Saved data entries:
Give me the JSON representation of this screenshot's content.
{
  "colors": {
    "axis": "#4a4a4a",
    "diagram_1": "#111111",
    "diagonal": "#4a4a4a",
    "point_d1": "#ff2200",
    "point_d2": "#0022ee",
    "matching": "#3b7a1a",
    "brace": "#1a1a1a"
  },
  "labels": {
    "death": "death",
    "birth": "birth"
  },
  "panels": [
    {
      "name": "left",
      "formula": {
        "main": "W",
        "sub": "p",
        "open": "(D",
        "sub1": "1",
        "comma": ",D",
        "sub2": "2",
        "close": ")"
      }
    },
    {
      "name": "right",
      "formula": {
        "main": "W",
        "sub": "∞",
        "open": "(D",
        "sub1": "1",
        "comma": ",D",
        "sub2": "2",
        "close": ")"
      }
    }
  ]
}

**THE PROBLEM**
Your task is to reproduce all of the records exactly.

**WORKED SOLUTION**
Give me the JSON representation of this screenshot's content.
{
  "colors": {
    "axis": "#4a4a4a",
    "diagram_1": "#111111",
    "diagonal": "#4a4a4a",
    "point_d1": "#ff2200",
    "point_d2": "#0022ee",
    "matching": "#3b7a1a",
    "brace": "#1a1a1a"
  },
  "labels": {
    "death": "death",
    "birth": "birth"
  },
  "panels": [
    {
      "name": "left",
      "formula": {
        "main": "W",
        "sub": "p",
        "open": "(D",
        "sub1": "1",
        "comma": ",D",
        "sub2": "2",
        "close": ")"
      }
    },
    {
      "name": "right",
      "formula": {
        "main": "W",
        "sub": "∞",
        "open": "(D",
        "sub1": "1",
        "comma": ",D",
        "sub2": "2",
        "close": ")"
      }
    }
  ]
}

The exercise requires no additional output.